**TASK**
Extract every line of the material that holds the string "Euch".

**DATASET ENTRIES**
##########
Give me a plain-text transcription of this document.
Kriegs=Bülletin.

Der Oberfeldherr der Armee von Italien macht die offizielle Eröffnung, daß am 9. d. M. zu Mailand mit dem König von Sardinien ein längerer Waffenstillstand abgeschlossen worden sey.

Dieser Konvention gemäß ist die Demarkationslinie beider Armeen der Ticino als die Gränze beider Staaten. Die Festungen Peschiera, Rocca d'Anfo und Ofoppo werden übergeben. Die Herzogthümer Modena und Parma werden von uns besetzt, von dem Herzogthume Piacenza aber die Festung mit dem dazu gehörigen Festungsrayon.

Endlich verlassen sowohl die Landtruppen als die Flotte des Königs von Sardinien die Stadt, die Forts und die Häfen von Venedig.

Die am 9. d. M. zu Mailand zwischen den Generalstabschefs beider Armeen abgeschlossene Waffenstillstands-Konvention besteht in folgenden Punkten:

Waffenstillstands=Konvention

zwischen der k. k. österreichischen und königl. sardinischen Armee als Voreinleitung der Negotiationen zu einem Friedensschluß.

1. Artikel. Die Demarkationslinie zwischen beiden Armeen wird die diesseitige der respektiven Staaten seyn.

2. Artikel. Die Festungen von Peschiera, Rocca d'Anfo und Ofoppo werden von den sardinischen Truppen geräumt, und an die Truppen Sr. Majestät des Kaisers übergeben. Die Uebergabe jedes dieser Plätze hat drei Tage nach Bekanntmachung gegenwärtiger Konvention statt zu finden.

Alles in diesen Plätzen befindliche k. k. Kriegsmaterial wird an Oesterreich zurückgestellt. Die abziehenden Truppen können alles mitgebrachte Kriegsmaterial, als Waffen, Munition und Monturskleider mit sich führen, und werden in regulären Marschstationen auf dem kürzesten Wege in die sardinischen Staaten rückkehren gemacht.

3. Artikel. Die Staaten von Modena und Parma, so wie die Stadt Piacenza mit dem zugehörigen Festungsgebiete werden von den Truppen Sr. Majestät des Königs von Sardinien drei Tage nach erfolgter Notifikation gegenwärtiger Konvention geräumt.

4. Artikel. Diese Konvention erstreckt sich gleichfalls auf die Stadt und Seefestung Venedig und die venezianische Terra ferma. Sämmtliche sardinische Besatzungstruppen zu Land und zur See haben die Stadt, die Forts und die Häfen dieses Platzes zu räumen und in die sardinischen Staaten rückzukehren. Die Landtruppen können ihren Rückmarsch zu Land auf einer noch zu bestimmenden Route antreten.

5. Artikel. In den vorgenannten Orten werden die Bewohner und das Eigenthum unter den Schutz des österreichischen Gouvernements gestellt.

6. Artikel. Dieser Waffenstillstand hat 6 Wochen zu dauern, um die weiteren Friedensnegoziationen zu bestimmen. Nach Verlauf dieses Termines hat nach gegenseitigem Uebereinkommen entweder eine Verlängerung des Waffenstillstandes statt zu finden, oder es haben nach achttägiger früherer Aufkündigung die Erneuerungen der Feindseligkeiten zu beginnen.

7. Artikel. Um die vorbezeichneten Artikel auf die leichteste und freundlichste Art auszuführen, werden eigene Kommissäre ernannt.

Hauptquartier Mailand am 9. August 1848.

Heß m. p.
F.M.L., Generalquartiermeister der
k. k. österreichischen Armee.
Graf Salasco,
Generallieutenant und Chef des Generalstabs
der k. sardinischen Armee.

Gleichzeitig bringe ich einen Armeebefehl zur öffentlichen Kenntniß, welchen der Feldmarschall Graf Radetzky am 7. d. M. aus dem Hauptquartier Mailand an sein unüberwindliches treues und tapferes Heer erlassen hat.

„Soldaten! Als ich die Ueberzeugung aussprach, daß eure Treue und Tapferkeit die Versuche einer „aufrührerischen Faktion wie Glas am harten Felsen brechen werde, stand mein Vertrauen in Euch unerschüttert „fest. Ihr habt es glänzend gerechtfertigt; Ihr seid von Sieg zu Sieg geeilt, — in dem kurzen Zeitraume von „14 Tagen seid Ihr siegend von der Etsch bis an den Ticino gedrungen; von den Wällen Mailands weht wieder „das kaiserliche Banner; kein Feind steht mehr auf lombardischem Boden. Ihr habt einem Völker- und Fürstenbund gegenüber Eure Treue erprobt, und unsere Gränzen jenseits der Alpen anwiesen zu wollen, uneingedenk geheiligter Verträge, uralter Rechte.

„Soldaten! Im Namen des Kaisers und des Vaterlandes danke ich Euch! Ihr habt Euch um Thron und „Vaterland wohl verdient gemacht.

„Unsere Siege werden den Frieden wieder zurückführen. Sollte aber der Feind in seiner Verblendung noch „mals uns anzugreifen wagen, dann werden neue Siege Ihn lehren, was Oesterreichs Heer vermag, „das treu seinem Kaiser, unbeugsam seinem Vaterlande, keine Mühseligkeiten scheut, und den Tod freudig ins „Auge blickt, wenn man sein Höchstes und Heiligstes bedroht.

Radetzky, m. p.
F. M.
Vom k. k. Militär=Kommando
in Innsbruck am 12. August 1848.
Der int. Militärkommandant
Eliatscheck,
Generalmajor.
##########
**RESULT FOR THIS TASK**
„Soldaten! Als ich die Ueberzeugung aussprach, daß eure Treue und Tapferkeit die Versuche einer „aufrührerischen Faktion wie Glas am harten Felsen brechen werde, stand mein Vertrauen in Euch unerschüttert „fest. Ihr habt es glänzend gerechtfertigt; Ihr seid von Sieg zu Sieg geeilt, — in dem kurzen Zeitraume von „14 Tagen seid Ihr siegend von der Etsch bis an den Ticino gedrungen; von den Wällen Mailands weht wieder „das kaiserliche Banner; kein Feind steht mehr auf lombardischem Boden. Ihr habt einem Völker- und Fürstenbund gegenüber Eure Treue erprobt, und unsere Gränzen jenseits der Alpen anwiesen zu wollen, uneingedenk geheiligter Verträge, uralter Rechte.
„Soldaten! Im Namen des Kaisers und des Vaterlandes danke ich Euch! Ihr habt Euch um Thron und „Vaterland wohl verdient gemacht.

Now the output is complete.